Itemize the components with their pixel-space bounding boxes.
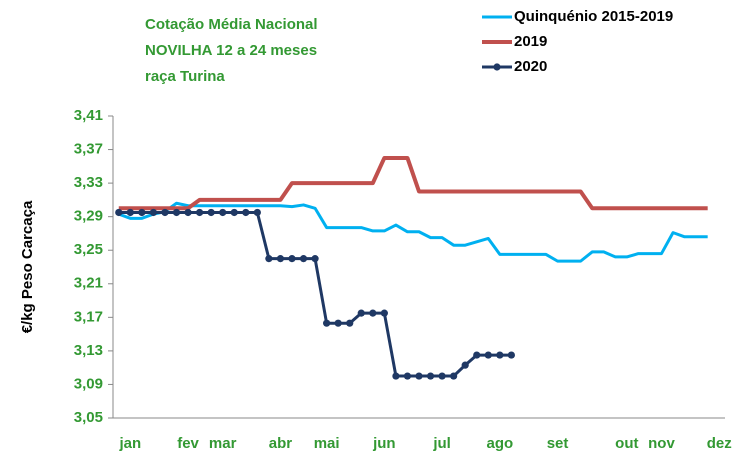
data-point bbox=[311, 255, 319, 263]
x-tick-label: out bbox=[615, 435, 638, 452]
x-tick-label: set bbox=[547, 435, 569, 452]
data-point bbox=[473, 351, 481, 359]
y-axis-label: €/kg Peso Carcaça bbox=[19, 200, 36, 333]
legend-marker bbox=[493, 63, 501, 71]
y-tick-label: 3,33 bbox=[74, 174, 103, 191]
x-tick-label: jan bbox=[118, 435, 141, 452]
data-point bbox=[299, 255, 308, 263]
data-point bbox=[184, 208, 192, 217]
x-tick-label: nov bbox=[648, 435, 675, 452]
x-tick-label: dez bbox=[707, 435, 732, 452]
y-tick-label: 3,37 bbox=[74, 141, 103, 158]
legend-label: Quinquénio 2015-2019 bbox=[514, 8, 673, 25]
data-point bbox=[230, 208, 238, 217]
series-line bbox=[118, 201, 708, 263]
data-point bbox=[196, 208, 204, 217]
y-tick-label: 3,17 bbox=[74, 308, 103, 325]
x-tick-label: mar bbox=[209, 435, 237, 452]
data-point bbox=[207, 208, 215, 217]
y-tick-label: 3,05 bbox=[74, 409, 103, 426]
x-tick-label: jul bbox=[432, 435, 451, 452]
data-point bbox=[126, 208, 134, 217]
data-point bbox=[115, 208, 123, 217]
y-tick-label: 3,41 bbox=[74, 107, 103, 124]
data-point bbox=[415, 372, 423, 380]
data-point bbox=[138, 208, 146, 217]
data-point bbox=[403, 372, 412, 380]
data-point bbox=[496, 351, 504, 359]
data-point bbox=[172, 208, 181, 217]
data-point bbox=[276, 255, 285, 263]
data-point bbox=[507, 351, 515, 359]
y-tick-label: 3,09 bbox=[74, 375, 103, 392]
data-point bbox=[438, 372, 446, 380]
data-point bbox=[461, 361, 469, 369]
legend-label: 2020 bbox=[514, 58, 547, 75]
x-tick-label: ago bbox=[486, 435, 513, 452]
data-point bbox=[288, 255, 296, 263]
y-tick-label: 3,13 bbox=[74, 342, 103, 359]
data-point bbox=[346, 319, 354, 327]
x-tick-label: jun bbox=[372, 435, 396, 452]
series-line bbox=[118, 210, 512, 378]
chart-title: NOVILHA 12 a 24 meses bbox=[145, 42, 317, 59]
data-point bbox=[242, 208, 250, 217]
data-point bbox=[484, 351, 492, 359]
data-point bbox=[392, 372, 400, 380]
data-point bbox=[161, 208, 169, 217]
legend-label: 2019 bbox=[514, 33, 547, 50]
data-point bbox=[380, 309, 388, 317]
data-point bbox=[265, 255, 273, 263]
chart-title: Cotação Média Nacional bbox=[145, 16, 318, 33]
data-point bbox=[219, 208, 227, 217]
data-point bbox=[426, 372, 435, 380]
data-point bbox=[369, 309, 377, 317]
x-tick-label: fev bbox=[177, 435, 199, 452]
x-tick-label: abr bbox=[269, 435, 293, 452]
x-tick-label: mai bbox=[314, 435, 340, 452]
data-point bbox=[450, 372, 458, 380]
y-tick-label: 3,25 bbox=[74, 241, 103, 258]
data-point bbox=[149, 208, 158, 217]
data-point bbox=[323, 319, 331, 327]
series-line bbox=[118, 155, 708, 211]
data-point bbox=[357, 309, 365, 317]
data-point bbox=[334, 319, 342, 327]
data-point bbox=[253, 208, 261, 217]
y-tick-label: 3,21 bbox=[74, 275, 103, 292]
y-tick-label: 3,29 bbox=[74, 208, 103, 225]
chart-title: raça Turina bbox=[145, 68, 225, 85]
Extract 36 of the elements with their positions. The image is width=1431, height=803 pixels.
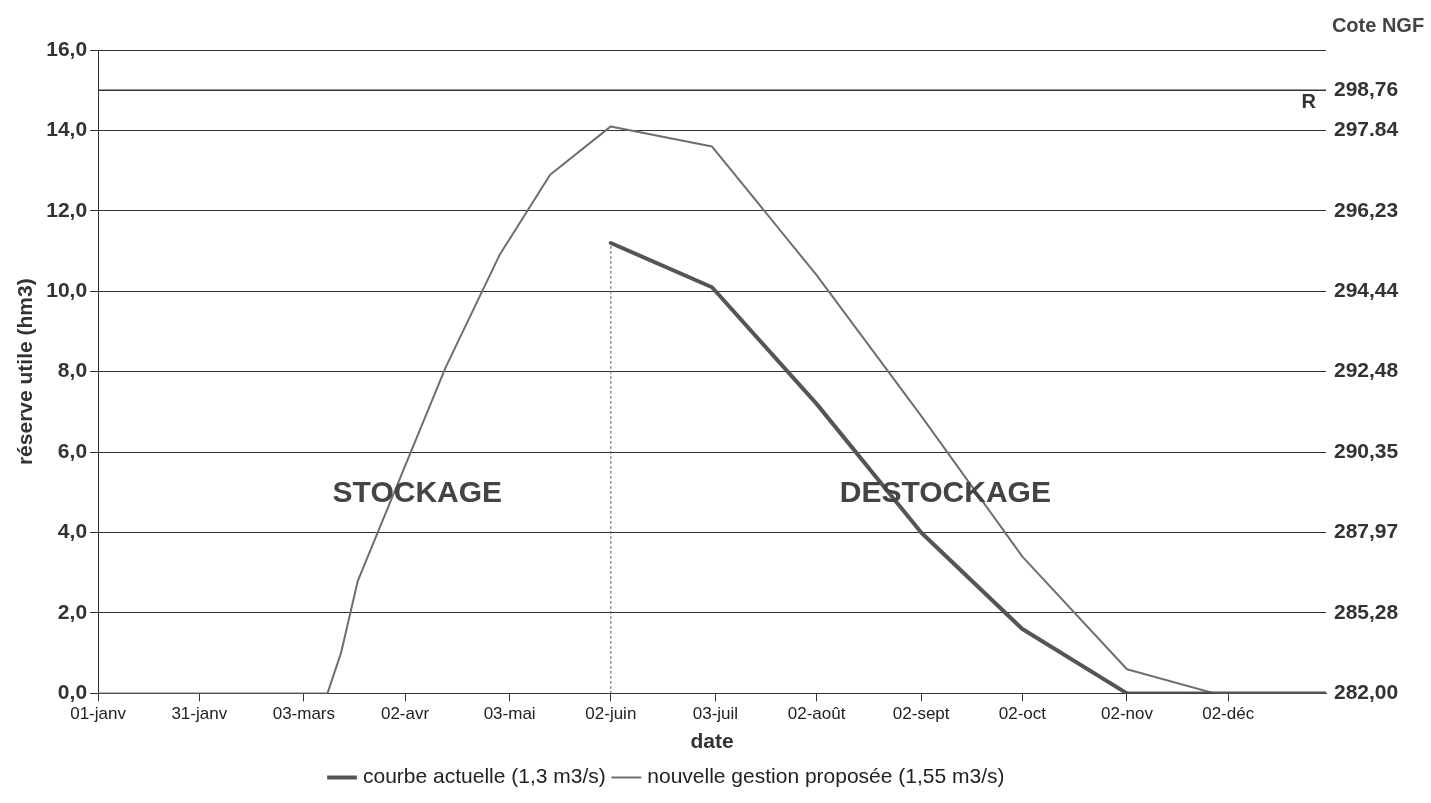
x-tick-label: 02-juin (585, 704, 637, 724)
y-tick-label: 16,0 (46, 36, 88, 60)
y-tick-label: 14,0 (46, 117, 88, 141)
x-tick-label: 02-nov (1100, 704, 1154, 724)
text: 296,23 (1334, 197, 1399, 221)
text: 294,44 (1334, 278, 1399, 302)
y-tick-label: 2,0 (57, 599, 88, 623)
y-axis-title: réserve utile (hm3) (13, 278, 37, 466)
text: Cote NGF (1331, 13, 1425, 36)
legend-label: courbe actuelle (1,3 m3/s) (363, 764, 606, 788)
x-tick-label: 01-janv (70, 704, 127, 724)
x-tick-label: 02-sept (892, 704, 950, 724)
text: 287,97 (1334, 519, 1399, 543)
y-tick-label: 0,0 (57, 680, 88, 704)
x-tick-label: 02-déc (1202, 704, 1255, 724)
text: 285,28 (1334, 599, 1399, 623)
x-tick-label: 31-janv (171, 704, 228, 724)
ref-line-label: R (1301, 89, 1317, 112)
text: 298,76 (1334, 77, 1399, 101)
legend-label: nouvelle gestion proposée (1,55 m3/s) (647, 764, 1005, 788)
text: 292,48 (1334, 358, 1399, 382)
text: 290,35 (1334, 438, 1399, 462)
y-tick-label: 10,0 (46, 278, 88, 302)
x-axis-title: date (690, 729, 734, 753)
text: 297.84 (1334, 117, 1399, 141)
x-tick-label: 02-août (787, 704, 846, 724)
x-tick-label: 02-oct (998, 704, 1047, 724)
y-tick-label: 4,0 (57, 519, 88, 543)
text: 282,00 (1334, 680, 1399, 704)
y-tick-label: 8,0 (57, 358, 88, 382)
y-tick-label: 12,0 (46, 197, 88, 221)
x-tick-label: 03-mars (272, 704, 336, 724)
y-tick-label: 6,0 (57, 438, 88, 462)
x-tick-label: 02-avr (380, 704, 430, 724)
x-tick-label: 03-mai (483, 704, 536, 724)
x-tick-label: 03-juil (692, 704, 739, 724)
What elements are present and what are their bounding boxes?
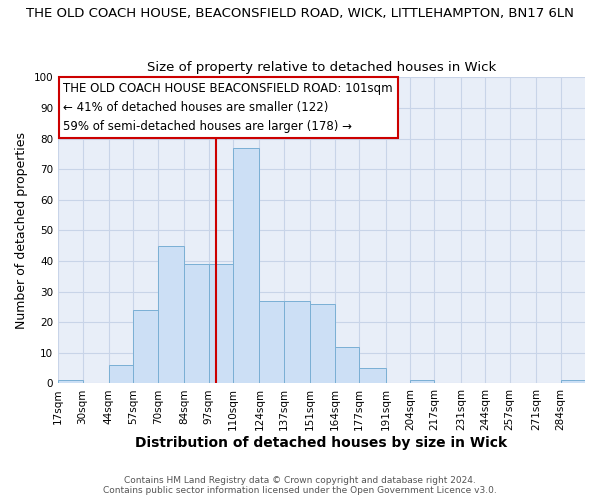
X-axis label: Distribution of detached houses by size in Wick: Distribution of detached houses by size … — [136, 436, 508, 450]
Bar — [359, 368, 386, 384]
Bar — [58, 380, 83, 384]
Text: THE OLD COACH HOUSE, BEACONSFIELD ROAD, WICK, LITTLEHAMPTON, BN17 6LN: THE OLD COACH HOUSE, BEACONSFIELD ROAD, … — [26, 8, 574, 20]
Bar — [233, 148, 259, 384]
Bar — [184, 264, 209, 384]
Bar — [158, 246, 184, 384]
Bar — [259, 301, 284, 384]
Bar — [209, 264, 233, 384]
Y-axis label: Number of detached properties: Number of detached properties — [15, 132, 28, 329]
Bar — [335, 346, 359, 384]
Bar — [310, 304, 335, 384]
Bar — [560, 380, 585, 384]
Bar — [109, 365, 133, 384]
Text: THE OLD COACH HOUSE BEACONSFIELD ROAD: 101sqm
← 41% of detached houses are small: THE OLD COACH HOUSE BEACONSFIELD ROAD: 1… — [64, 82, 393, 133]
Bar — [133, 310, 158, 384]
Bar — [284, 301, 310, 384]
Title: Size of property relative to detached houses in Wick: Size of property relative to detached ho… — [147, 60, 496, 74]
Bar — [410, 380, 434, 384]
Text: Contains HM Land Registry data © Crown copyright and database right 2024.
Contai: Contains HM Land Registry data © Crown c… — [103, 476, 497, 495]
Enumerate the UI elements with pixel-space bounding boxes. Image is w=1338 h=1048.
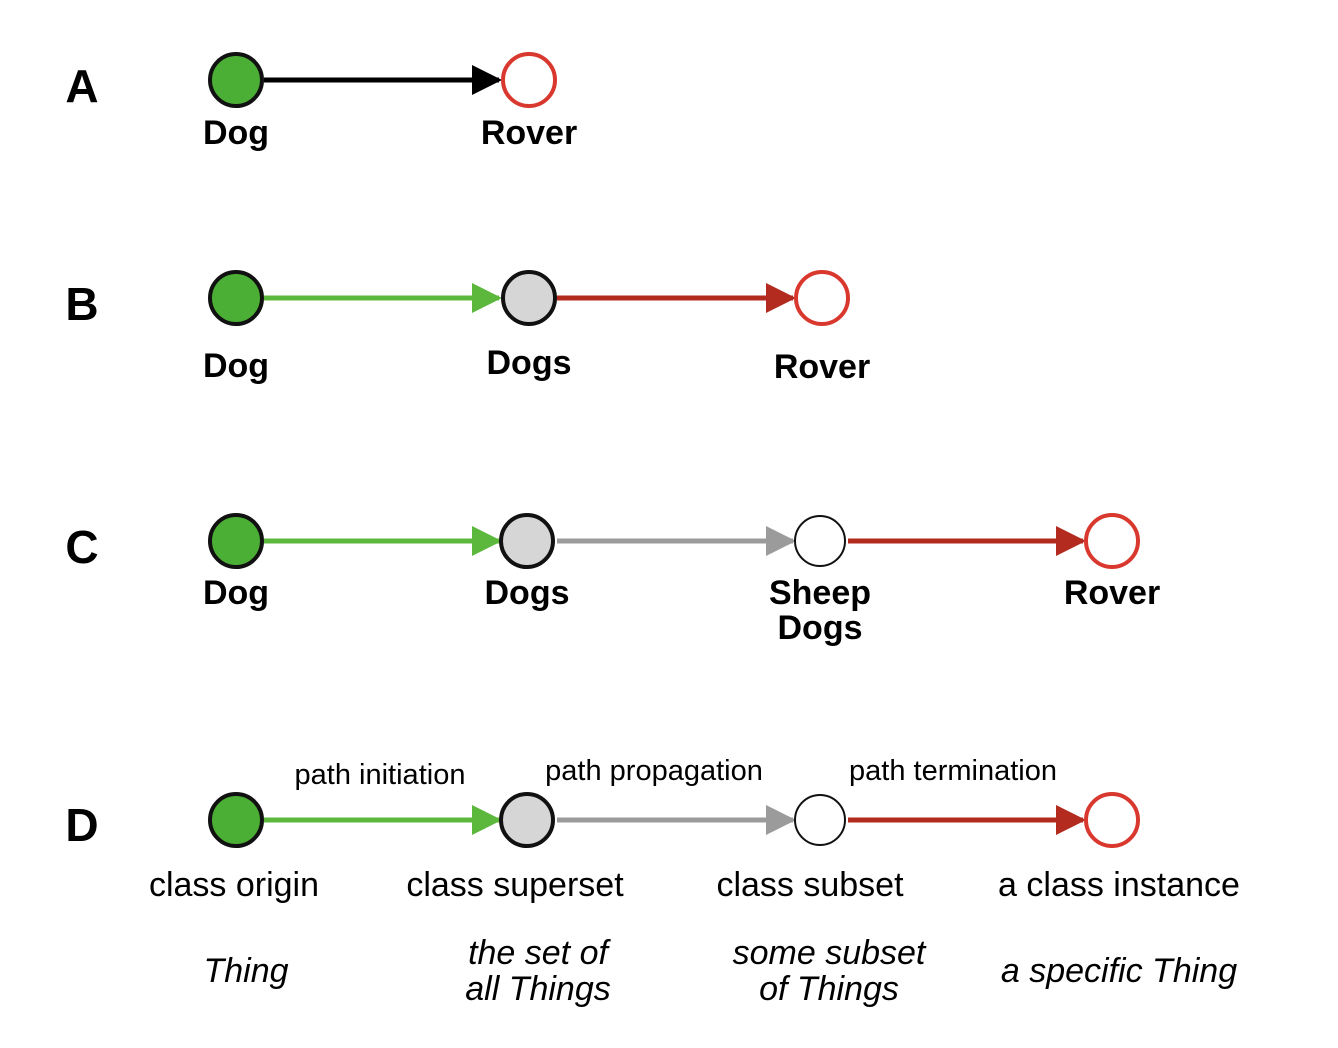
desc-label-subset-line2: of Things	[759, 970, 899, 1008]
role-label-superset: class superset	[406, 866, 624, 904]
node-c-sheepdogs-label-line2: Dogs	[778, 609, 863, 647]
row-c-label: C	[65, 521, 98, 573]
row-c: C Dog Dogs Sheep Dogs Rover	[65, 513, 1160, 647]
node-d-class-instance	[1084, 792, 1140, 848]
node-c-rover	[1084, 513, 1140, 569]
node-c-dogs-label: Dogs	[485, 574, 570, 612]
node-b-dogs	[501, 270, 557, 326]
node-c-dog	[208, 513, 264, 569]
desc-label-instance: a specific Thing	[1001, 952, 1237, 990]
row-d: D path initiation path propagation path …	[65, 755, 1240, 1008]
node-c-dog-label: Dog	[203, 574, 269, 612]
desc-label-origin: Thing	[203, 952, 288, 990]
role-label-instance: a class instance	[998, 866, 1240, 904]
row-b-label: B	[65, 278, 98, 330]
node-d-class-superset	[499, 792, 555, 848]
node-b-rover	[794, 270, 850, 326]
row-a-label: A	[65, 60, 98, 112]
node-b-rover-label: Rover	[774, 348, 870, 386]
node-a-rover	[501, 52, 557, 108]
row-d-label: D	[65, 799, 98, 851]
node-b-dog-label: Dog	[203, 347, 269, 385]
node-c-sheepdogs	[794, 515, 846, 567]
node-d-class-origin	[208, 792, 264, 848]
node-b-dog	[208, 270, 264, 326]
desc-label-superset-line1: the set of	[468, 934, 611, 972]
edge-label-initiation: path initiation	[295, 759, 466, 791]
desc-label-superset-line2: all Things	[465, 970, 611, 1008]
node-c-rover-label: Rover	[1064, 574, 1160, 612]
edge-label-termination: path termination	[849, 755, 1057, 787]
node-a-dog-label: Dog	[203, 114, 269, 152]
node-a-dog	[208, 52, 264, 108]
edge-label-propagation: path propagation	[545, 755, 763, 787]
node-a-rover-label: Rover	[481, 114, 577, 152]
row-a: A Dog Rover	[65, 52, 577, 152]
desc-label-subset-line1: some subset	[733, 934, 927, 972]
node-b-dogs-label: Dogs	[487, 344, 572, 382]
node-c-sheepdogs-label-line1: Sheep	[769, 574, 871, 612]
row-b: B Dog Dogs Rover	[65, 270, 870, 386]
role-label-origin: class origin	[149, 866, 319, 904]
role-label-subset: class subset	[716, 866, 904, 904]
node-d-class-subset	[794, 794, 846, 846]
node-c-dogs	[499, 513, 555, 569]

| WHAT TO WORK ON |
Copy verbatim the lines from the one containing "970, 899, 1008]" up to and including the one containing "desc-label-instance: a specific".

| RESPONSE TO THIS EXERCISE |
desc-label-subset-line2: of Things	[759, 970, 899, 1008]
role-label-superset: class superset	[406, 866, 624, 904]
node-c-sheepdogs-label-line2: Dogs	[778, 609, 863, 647]
row-c-label: C	[65, 521, 98, 573]
row-c: C Dog Dogs Sheep Dogs Rover	[65, 513, 1160, 647]
node-d-class-instance	[1084, 792, 1140, 848]
node-c-rover	[1084, 513, 1140, 569]
node-c-dogs-label: Dogs	[485, 574, 570, 612]
node-b-dogs	[501, 270, 557, 326]
node-c-dog	[208, 513, 264, 569]
desc-label-instance: a specific Thing	[1001, 952, 1237, 990]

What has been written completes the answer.